--- START RECORDS ---

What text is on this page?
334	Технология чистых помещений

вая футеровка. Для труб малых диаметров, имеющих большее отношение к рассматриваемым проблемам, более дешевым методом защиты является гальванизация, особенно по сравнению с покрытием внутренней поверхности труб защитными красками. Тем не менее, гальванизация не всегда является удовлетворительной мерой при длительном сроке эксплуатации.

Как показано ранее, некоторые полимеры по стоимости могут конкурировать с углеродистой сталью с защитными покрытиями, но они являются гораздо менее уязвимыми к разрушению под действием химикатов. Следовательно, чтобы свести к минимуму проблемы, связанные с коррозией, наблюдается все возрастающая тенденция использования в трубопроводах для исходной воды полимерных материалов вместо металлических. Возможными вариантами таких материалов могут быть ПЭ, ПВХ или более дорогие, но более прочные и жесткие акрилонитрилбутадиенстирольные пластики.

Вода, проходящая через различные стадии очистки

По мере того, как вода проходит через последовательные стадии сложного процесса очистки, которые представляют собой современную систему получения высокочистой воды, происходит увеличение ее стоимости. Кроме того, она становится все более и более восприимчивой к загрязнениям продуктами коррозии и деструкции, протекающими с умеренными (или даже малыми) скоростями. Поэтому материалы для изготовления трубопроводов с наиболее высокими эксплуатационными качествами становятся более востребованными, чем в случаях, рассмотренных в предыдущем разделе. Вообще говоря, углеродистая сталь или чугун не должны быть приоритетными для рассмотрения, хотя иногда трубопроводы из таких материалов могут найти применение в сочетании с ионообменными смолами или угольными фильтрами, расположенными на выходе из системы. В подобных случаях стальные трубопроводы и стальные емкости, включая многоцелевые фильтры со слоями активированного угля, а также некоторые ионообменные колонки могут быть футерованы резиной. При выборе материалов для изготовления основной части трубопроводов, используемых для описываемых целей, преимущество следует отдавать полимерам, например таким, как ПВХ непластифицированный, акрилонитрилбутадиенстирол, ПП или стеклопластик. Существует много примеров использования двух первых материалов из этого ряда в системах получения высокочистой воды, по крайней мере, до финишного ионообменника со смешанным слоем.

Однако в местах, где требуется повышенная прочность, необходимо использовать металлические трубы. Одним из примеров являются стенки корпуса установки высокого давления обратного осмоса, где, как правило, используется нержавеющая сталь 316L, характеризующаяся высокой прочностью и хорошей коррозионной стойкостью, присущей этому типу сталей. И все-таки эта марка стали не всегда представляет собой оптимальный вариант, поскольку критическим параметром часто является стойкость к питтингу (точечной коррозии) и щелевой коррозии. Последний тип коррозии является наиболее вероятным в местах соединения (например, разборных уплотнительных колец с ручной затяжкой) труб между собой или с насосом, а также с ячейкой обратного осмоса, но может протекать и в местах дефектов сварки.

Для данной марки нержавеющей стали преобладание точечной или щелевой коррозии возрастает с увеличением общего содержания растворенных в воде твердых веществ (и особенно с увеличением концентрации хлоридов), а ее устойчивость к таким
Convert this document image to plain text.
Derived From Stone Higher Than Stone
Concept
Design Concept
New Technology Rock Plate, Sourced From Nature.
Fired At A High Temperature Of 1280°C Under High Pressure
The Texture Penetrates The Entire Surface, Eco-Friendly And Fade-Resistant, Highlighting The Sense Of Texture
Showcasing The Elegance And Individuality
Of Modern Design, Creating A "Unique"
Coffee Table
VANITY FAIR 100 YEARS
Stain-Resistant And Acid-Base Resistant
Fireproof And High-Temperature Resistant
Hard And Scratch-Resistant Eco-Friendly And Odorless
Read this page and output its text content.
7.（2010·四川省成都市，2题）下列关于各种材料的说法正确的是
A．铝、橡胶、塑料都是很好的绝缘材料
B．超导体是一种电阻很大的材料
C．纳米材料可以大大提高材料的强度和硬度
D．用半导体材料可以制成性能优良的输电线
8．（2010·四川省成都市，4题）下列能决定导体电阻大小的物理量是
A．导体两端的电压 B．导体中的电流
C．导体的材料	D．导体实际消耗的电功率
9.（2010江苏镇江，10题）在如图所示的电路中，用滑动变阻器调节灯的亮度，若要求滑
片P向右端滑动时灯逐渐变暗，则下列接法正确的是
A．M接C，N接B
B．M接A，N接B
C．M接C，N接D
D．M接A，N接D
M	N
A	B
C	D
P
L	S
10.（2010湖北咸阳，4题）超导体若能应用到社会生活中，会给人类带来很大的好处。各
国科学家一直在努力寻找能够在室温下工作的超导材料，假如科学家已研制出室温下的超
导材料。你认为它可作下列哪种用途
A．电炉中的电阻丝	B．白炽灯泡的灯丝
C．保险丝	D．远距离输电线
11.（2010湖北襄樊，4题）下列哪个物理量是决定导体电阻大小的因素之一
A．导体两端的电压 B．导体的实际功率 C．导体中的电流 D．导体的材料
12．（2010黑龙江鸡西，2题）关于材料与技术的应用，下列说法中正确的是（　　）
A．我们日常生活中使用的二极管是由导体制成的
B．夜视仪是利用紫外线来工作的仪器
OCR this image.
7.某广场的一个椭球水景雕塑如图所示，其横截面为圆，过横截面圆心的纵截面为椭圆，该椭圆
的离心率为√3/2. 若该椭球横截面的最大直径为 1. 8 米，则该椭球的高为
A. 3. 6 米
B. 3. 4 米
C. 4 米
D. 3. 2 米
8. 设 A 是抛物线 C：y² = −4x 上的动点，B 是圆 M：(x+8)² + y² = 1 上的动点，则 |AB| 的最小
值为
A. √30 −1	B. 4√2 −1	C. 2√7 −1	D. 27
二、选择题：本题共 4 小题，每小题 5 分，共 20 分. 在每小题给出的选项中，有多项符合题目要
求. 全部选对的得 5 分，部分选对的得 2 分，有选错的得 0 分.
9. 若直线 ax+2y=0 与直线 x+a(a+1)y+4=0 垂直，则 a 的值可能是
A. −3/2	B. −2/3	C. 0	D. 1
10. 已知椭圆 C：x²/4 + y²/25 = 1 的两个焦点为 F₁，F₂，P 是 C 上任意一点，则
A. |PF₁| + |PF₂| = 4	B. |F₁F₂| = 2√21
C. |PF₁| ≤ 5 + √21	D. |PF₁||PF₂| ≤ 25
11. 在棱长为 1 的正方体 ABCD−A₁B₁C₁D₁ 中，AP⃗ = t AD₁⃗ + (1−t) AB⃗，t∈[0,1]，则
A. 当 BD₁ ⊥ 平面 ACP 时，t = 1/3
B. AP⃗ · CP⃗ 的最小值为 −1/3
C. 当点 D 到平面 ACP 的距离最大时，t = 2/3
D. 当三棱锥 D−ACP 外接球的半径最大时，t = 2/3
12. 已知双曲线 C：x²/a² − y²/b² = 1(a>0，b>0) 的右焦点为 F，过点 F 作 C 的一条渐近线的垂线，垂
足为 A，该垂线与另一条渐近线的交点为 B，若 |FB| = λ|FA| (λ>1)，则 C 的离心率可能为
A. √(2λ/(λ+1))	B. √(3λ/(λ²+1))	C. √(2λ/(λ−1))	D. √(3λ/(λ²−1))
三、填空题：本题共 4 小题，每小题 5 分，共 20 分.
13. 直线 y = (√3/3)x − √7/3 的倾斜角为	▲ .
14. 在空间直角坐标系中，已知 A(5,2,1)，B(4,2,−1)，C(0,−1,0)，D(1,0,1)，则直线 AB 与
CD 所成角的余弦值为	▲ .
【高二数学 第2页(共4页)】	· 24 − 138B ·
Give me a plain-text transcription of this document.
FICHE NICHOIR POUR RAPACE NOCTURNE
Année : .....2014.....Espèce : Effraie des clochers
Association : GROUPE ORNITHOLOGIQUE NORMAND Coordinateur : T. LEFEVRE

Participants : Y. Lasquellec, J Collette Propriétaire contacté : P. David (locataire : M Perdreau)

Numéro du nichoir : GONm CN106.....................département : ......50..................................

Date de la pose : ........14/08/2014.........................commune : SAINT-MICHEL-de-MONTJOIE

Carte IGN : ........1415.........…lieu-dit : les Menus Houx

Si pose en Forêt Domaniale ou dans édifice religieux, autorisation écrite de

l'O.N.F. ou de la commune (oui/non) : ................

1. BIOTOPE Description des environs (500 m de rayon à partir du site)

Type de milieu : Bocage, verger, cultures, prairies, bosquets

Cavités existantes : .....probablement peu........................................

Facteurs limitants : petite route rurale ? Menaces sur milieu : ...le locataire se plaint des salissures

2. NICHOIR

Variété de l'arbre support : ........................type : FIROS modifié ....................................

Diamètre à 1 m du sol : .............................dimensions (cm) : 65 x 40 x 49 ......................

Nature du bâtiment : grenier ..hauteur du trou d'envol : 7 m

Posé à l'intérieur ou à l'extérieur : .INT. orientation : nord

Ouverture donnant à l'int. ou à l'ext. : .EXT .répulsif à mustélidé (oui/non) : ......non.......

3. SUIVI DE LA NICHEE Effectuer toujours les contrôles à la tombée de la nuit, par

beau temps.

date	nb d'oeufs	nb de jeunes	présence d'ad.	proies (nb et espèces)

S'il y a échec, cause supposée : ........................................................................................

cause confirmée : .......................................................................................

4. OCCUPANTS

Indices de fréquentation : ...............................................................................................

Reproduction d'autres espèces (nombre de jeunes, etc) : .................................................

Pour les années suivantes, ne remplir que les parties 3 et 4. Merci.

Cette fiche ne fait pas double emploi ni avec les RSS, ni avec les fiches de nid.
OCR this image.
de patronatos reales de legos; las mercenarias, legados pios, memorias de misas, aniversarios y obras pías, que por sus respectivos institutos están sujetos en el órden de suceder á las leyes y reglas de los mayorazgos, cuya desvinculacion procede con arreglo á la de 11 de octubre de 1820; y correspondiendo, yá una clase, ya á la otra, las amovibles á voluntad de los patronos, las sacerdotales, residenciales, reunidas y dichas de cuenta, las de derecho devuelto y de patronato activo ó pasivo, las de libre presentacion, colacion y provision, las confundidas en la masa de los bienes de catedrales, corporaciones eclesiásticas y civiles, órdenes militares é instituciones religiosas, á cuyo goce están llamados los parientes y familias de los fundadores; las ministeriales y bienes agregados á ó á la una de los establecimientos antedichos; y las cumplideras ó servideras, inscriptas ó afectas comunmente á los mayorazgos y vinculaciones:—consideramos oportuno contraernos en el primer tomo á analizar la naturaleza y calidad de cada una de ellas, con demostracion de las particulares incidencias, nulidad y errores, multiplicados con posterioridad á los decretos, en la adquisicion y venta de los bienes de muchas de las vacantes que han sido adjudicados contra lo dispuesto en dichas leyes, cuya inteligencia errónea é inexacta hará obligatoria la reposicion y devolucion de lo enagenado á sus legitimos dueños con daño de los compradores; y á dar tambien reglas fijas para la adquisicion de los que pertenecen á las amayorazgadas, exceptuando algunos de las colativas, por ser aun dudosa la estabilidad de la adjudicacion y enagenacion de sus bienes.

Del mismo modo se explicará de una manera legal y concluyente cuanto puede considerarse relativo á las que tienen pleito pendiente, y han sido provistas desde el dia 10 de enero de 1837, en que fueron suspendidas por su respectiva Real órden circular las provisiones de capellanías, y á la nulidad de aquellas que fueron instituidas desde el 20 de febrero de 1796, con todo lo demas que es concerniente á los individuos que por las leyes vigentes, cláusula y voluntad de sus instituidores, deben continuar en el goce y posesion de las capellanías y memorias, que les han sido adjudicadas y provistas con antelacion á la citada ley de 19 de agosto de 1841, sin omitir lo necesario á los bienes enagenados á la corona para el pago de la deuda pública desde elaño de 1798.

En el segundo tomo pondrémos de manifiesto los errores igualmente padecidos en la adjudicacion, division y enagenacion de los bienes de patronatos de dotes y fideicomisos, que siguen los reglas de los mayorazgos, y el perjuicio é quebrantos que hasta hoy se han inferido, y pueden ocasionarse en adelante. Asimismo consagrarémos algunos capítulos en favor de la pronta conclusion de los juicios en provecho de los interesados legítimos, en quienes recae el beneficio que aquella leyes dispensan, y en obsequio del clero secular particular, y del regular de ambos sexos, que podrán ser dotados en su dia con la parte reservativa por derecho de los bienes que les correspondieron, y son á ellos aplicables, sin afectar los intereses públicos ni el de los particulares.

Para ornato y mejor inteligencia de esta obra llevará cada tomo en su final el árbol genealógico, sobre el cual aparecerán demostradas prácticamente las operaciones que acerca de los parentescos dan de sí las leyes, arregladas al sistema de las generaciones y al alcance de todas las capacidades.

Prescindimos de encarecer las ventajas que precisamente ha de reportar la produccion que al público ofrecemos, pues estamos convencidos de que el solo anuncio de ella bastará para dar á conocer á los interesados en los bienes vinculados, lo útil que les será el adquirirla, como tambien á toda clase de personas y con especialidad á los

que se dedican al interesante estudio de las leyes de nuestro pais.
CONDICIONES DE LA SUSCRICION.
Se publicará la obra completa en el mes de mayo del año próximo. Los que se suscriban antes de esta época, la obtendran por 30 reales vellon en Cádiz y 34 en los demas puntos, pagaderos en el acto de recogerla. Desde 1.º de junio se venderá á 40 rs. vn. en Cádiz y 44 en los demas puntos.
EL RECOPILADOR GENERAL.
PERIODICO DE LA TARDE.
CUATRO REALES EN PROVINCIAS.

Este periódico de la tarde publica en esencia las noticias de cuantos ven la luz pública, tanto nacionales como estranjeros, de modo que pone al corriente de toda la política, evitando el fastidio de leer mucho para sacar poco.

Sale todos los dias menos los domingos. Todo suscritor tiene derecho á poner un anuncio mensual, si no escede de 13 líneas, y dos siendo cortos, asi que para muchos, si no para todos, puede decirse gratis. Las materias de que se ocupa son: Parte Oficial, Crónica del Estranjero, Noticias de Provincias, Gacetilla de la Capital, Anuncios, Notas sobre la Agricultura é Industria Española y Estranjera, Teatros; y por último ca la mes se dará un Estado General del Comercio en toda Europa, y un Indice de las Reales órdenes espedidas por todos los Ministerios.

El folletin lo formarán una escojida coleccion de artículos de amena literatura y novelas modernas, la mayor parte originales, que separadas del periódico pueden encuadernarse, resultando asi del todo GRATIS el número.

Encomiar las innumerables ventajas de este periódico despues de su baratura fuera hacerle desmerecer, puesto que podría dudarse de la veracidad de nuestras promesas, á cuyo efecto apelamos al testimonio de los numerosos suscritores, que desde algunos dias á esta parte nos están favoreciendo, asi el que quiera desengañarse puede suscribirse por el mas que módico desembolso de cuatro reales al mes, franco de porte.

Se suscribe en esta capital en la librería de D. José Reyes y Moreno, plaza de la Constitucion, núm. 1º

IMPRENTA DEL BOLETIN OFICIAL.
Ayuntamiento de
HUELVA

--- END RECORDS ---

» WRITTEN TASK
Which lines contain the word "commune"? Copy each one.

» OUTPUT OF THE TASK
Date de la pose : ........14/08/2014.........................commune : SAINT-MICHEL-de-MONTJOIE
l'O.N.F. ou de la commune (oui/non) : ................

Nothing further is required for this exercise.